Problem details
Write out every entry exactly as it appears.

Provided entries
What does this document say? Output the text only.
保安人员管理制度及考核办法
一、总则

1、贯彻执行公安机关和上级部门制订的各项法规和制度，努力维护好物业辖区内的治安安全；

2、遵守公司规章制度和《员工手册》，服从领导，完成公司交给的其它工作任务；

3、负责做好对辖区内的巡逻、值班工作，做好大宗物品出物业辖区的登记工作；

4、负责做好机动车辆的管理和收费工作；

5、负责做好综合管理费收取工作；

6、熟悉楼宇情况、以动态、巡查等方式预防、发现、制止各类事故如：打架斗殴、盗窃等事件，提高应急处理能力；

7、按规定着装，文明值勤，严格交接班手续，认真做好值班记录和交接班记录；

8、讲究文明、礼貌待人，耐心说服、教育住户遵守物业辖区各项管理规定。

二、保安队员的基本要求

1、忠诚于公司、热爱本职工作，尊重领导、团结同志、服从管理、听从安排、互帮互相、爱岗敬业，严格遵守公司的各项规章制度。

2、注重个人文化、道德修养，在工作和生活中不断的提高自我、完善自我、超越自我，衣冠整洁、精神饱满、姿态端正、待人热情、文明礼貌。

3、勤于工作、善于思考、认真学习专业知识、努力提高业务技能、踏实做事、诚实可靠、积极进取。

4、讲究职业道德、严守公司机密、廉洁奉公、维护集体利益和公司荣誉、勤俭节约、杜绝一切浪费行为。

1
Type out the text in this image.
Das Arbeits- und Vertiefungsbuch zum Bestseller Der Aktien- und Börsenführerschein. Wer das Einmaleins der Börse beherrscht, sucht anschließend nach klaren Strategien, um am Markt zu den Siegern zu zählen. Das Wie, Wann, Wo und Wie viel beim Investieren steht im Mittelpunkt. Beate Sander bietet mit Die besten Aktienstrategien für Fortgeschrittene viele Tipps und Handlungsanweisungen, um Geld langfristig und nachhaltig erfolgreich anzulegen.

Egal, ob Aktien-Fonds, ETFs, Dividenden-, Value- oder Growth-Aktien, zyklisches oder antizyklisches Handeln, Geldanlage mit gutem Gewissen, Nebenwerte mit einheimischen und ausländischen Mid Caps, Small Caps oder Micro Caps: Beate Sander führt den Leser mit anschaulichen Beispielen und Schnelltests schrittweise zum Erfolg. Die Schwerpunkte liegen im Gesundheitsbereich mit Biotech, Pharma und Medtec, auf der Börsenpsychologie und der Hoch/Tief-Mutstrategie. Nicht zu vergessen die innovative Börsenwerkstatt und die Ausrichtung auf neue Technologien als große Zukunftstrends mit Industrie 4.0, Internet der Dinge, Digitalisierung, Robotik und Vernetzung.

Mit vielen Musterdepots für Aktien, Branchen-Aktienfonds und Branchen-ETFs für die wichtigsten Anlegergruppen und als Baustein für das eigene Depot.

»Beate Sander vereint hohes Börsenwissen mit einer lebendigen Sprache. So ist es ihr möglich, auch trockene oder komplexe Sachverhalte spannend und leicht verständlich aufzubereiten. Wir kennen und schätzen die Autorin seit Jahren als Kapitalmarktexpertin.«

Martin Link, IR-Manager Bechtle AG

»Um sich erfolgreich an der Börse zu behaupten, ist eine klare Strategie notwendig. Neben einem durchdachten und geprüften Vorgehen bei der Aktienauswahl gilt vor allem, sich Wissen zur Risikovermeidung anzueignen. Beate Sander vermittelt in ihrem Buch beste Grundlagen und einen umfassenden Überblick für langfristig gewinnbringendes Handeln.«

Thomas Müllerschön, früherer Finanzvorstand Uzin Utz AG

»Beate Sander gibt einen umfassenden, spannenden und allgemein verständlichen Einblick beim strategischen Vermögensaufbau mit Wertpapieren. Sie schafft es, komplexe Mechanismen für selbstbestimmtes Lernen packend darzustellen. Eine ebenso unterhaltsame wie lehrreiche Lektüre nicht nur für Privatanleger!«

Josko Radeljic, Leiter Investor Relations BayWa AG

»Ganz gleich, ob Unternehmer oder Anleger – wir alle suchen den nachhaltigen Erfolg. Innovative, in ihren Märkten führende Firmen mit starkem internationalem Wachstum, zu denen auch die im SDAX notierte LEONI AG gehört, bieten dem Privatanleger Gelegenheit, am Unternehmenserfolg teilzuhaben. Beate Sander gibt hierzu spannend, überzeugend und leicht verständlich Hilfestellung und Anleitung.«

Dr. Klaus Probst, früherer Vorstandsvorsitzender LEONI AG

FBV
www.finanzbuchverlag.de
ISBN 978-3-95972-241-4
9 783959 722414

Finished task
What does this document say? Output the text only.
保安人员管理制度及考核办法
一、总则

1、贯彻执行公安机关和上级部门制订的各项法规和制度，努力维护好物业辖区内的治安安全；

2、遵守公司规章制度和《员工手册》，服从领导，完成公司交给的其它工作任务；

3、负责做好对辖区内的巡逻、值班工作，做好大宗物品出物业辖区的登记工作；

4、负责做好机动车辆的管理和收费工作；

5、负责做好综合管理费收取工作；

6、熟悉楼宇情况、以动态、巡查等方式预防、发现、制止各类事故如：打架斗殴、盗窃等事件，提高应急处理能力；

7、按规定着装，文明值勤，严格交接班手续，认真做好值班记录和交接班记录；

8、讲究文明、礼貌待人，耐心说服、教育住户遵守物业辖区各项管理规定。

二、保安队员的基本要求

1、忠诚于公司、热爱本职工作，尊重领导、团结同志、服从管理、听从安排、互帮互相、爱岗敬业，严格遵守公司的各项规章制度。

2、注重个人文化、道德修养，在工作和生活中不断的提高自我、完善自我、超越自我，衣冠整洁、精神饱满、姿态端正、待人热情、文明礼貌。

3、勤于工作、善于思考、认真学习专业知识、努力提高业务技能、踏实做事、诚实可靠、积极进取。

4、讲究职业道德、严守公司机密、廉洁奉公、维护集体利益和公司荣誉、勤俭节约、杜绝一切浪费行为。

1
Type out the text in this image.
Das Arbeits- und Vertiefungsbuch zum Bestseller Der Aktien- und Börsenführerschein. Wer das Einmaleins der Börse beherrscht, sucht anschließend nach klaren Strategien, um am Markt zu den Siegern zu zählen. Das Wie, Wann, Wo und Wie viel beim Investieren steht im Mittelpunkt. Beate Sander bietet mit Die besten Aktienstrategien für Fortgeschrittene viele Tipps und Handlungsanweisungen, um Geld langfristig und nachhaltig erfolgreich anzulegen.

Egal, ob Aktien-Fonds, ETFs, Dividenden-, Value- oder Growth-Aktien, zyklisches oder antizyklisches Handeln, Geldanlage mit gutem Gewissen, Nebenwerte mit einheimischen und ausländischen Mid Caps, Small Caps oder Micro Caps: Beate Sander führt den Leser mit anschaulichen Beispielen und Schnelltests schrittweise zum Erfolg. Die Schwerpunkte liegen im Gesundheitsbereich mit Biotech, Pharma und Medtec, auf der Börsenpsychologie und der Hoch/Tief-Mutstrategie. Nicht zu vergessen die innovative Börsenwerkstatt und die Ausrichtung auf neue Technologien als große Zukunftstrends mit Industrie 4.0, Internet der Dinge, Digitalisierung, Robotik und Vernetzung.

Mit vielen Musterdepots für Aktien, Branchen-Aktienfonds und Branchen-ETFs für die wichtigsten Anlegergruppen und als Baustein für das eigene Depot.

»Beate Sander vereint hohes Börsenwissen mit einer lebendigen Sprache. So ist es ihr möglich, auch trockene oder komplexe Sachverhalte spannend und leicht verständlich aufzubereiten. Wir kennen und schätzen die Autorin seit Jahren als Kapitalmarktexpertin.«

Martin Link, IR-Manager Bechtle AG

»Um sich erfolgreich an der Börse zu behaupten, ist eine klare Strategie notwendig. Neben einem durchdachten und geprüften Vorgehen bei der Aktienauswahl gilt vor allem, sich Wissen zur Risikovermeidung anzueignen. Beate Sander vermittelt in ihrem Buch beste Grundlagen und einen umfassenden Überblick für langfristig gewinnbringendes Handeln.«

Thomas Müllerschön, früherer Finanzvorstand Uzin Utz AG

»Beate Sander gibt einen umfassenden, spannenden und allgemein verständlichen Einblick beim strategischen Vermögensaufbau mit Wertpapieren. Sie schafft es, komplexe Mechanismen für selbstbestimmtes Lernen packend darzustellen. Eine ebenso unterhaltsame wie lehrreiche Lektüre nicht nur für Privatanleger!«

Josko Radeljic, Leiter Investor Relations BayWa AG

»Ganz gleich, ob Unternehmer oder Anleger – wir alle suchen den nachhaltigen Erfolg. Innovative, in ihren Märkten führende Firmen mit starkem internationalem Wachstum, zu denen auch die im SDAX notierte LEONI AG gehört, bieten dem Privatanleger Gelegenheit, am Unternehmenserfolg teilzuhaben. Beate Sander gibt hierzu spannend, überzeugend und leicht verständlich Hilfestellung und Anleitung.«

Dr. Klaus Probst, früherer Vorstandsvorsitzender LEONI AG

FBV
www.finanzbuchverlag.de
ISBN 978-3-95972-241-4
9 783959 722414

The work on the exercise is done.